Data excerpts
++++++++
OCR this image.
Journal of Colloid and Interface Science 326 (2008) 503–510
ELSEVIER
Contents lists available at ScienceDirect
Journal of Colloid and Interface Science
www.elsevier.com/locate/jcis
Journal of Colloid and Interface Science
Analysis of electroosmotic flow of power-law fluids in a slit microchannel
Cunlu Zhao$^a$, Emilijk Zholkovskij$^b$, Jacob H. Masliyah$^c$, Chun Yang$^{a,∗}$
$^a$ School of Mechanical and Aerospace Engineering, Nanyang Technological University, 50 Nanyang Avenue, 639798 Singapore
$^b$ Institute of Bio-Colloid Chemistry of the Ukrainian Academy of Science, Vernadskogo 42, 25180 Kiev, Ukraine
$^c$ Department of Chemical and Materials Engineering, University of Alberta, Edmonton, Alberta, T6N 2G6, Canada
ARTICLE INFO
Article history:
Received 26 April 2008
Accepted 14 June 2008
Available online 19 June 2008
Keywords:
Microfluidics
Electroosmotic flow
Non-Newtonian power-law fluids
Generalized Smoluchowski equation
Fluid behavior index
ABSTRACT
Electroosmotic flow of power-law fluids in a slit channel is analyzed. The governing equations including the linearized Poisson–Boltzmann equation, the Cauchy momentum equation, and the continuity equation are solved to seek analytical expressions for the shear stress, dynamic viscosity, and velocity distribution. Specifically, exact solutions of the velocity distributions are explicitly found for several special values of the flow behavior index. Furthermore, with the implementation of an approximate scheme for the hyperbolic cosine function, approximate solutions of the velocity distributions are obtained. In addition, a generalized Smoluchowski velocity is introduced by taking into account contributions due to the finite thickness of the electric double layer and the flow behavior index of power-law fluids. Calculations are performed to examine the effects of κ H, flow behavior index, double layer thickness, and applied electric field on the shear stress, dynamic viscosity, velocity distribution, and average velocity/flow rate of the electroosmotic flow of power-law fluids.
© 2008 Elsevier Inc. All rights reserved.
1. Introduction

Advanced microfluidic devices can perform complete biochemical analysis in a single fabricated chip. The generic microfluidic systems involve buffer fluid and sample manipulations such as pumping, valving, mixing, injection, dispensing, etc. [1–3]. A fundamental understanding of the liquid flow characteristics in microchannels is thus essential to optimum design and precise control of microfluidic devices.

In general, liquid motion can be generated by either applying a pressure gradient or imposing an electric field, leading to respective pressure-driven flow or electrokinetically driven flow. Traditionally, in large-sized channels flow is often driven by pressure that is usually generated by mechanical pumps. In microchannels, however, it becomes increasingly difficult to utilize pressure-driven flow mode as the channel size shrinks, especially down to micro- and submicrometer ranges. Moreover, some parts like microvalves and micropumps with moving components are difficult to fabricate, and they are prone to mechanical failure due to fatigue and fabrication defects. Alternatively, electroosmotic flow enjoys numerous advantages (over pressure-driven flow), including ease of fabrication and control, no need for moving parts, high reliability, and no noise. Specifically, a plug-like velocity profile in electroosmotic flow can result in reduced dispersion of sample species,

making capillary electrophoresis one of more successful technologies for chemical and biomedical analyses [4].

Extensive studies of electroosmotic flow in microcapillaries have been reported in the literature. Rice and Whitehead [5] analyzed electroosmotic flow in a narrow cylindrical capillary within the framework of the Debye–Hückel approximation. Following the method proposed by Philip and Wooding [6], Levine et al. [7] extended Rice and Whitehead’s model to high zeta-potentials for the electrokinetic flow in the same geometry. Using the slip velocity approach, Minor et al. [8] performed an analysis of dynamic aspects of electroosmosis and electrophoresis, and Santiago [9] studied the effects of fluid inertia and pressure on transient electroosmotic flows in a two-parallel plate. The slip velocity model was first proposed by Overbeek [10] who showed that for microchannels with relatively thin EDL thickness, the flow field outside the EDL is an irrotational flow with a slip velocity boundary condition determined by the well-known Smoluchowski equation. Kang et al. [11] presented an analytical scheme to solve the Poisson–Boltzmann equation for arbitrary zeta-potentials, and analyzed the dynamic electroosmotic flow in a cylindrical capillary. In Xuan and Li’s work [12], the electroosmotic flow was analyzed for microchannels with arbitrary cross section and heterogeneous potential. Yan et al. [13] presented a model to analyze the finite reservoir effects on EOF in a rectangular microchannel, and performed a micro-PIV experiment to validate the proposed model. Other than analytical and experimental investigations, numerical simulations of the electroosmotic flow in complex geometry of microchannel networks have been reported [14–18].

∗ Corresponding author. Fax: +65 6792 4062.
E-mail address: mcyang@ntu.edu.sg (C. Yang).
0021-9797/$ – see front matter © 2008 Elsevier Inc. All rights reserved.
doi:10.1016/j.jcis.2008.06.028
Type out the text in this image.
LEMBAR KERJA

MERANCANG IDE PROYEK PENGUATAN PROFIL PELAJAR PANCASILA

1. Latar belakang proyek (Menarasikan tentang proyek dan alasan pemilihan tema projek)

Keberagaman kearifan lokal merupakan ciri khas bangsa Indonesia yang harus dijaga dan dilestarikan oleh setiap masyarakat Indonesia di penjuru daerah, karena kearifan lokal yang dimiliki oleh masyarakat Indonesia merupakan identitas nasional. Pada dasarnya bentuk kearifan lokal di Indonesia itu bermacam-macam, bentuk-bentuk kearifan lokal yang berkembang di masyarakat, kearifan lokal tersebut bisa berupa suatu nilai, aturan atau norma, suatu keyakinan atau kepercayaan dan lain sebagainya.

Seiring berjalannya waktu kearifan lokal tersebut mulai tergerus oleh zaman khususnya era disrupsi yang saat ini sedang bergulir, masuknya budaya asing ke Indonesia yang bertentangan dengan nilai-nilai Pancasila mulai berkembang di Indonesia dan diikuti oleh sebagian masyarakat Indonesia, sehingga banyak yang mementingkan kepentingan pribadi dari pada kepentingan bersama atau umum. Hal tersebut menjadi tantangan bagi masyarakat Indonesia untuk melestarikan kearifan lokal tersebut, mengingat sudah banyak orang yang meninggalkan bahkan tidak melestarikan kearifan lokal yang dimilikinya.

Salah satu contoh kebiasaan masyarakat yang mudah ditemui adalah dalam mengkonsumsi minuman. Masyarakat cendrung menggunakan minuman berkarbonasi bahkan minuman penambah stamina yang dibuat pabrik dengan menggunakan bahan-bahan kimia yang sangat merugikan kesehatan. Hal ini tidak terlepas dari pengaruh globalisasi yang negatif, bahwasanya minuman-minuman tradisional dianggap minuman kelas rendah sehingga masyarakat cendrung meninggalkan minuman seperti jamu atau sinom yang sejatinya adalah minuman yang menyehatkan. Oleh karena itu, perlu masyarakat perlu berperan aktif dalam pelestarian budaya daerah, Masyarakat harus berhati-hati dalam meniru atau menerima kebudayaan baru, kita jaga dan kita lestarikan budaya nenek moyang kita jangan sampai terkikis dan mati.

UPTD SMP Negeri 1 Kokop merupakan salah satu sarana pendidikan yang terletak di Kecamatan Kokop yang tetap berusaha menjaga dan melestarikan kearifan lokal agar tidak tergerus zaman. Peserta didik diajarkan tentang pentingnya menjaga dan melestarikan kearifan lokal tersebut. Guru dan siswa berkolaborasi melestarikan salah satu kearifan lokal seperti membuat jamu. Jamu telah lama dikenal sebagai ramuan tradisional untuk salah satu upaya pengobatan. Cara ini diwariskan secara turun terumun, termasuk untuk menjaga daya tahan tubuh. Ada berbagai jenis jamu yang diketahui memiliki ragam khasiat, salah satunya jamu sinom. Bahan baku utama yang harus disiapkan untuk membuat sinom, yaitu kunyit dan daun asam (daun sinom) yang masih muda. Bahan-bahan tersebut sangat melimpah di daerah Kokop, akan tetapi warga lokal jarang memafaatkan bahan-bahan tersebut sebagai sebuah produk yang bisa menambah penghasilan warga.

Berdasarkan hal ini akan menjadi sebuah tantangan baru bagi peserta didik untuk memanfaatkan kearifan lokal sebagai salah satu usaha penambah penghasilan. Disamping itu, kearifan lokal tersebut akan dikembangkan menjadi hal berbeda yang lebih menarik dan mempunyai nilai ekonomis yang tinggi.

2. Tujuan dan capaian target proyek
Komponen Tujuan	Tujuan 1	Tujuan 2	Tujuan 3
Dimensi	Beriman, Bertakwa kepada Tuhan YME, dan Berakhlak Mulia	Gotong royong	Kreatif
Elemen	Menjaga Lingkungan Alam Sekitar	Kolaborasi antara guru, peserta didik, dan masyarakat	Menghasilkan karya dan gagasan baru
++++++++
**EXERCISE DETAILS**
Of the lines in this material, state how many hold the string "Colloid". Write no other words.

**ANSWER TO THE EXERCISE**
4